What is being asked -
Each line in the entries below that holds the string "我心有主" is to be listed.

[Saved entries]
◆ ◆ ◆ ◆ ◆
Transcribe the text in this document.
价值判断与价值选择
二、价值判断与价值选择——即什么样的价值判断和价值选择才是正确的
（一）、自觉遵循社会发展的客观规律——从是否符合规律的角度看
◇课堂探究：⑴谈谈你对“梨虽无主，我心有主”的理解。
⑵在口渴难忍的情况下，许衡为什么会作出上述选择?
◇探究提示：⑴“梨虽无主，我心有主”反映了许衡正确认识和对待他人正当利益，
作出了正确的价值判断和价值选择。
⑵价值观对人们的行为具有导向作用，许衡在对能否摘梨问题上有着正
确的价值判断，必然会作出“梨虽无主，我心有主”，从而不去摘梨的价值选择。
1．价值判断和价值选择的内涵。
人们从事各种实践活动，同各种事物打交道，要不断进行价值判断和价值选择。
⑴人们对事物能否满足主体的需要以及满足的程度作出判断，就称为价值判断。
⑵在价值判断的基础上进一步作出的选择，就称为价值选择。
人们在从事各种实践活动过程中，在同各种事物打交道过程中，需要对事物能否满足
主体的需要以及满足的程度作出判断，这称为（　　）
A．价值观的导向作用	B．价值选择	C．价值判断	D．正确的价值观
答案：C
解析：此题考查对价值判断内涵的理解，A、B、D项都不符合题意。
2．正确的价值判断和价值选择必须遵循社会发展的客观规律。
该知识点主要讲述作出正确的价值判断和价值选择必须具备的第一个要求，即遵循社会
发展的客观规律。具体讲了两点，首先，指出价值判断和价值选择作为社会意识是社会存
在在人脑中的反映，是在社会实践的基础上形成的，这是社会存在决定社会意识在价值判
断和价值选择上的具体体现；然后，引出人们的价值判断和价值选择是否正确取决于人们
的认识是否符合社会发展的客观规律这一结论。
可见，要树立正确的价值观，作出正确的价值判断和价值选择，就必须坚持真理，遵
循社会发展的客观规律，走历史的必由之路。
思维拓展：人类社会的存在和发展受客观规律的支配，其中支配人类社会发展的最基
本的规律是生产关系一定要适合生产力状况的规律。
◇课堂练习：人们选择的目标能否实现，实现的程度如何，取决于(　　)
◆ ◆ ◆ ◆ ◆
Answer to this problem -
◇课堂探究：⑴谈谈你对“梨虽无主，我心有主”的理解。
◇探究提示：⑴“梨虽无主，我心有主”反映了许衡正确认识和对待他人正当利益，
确的价值判断，必然会作出“梨虽无主，我心有主”，从而不去摘梨的价值选择。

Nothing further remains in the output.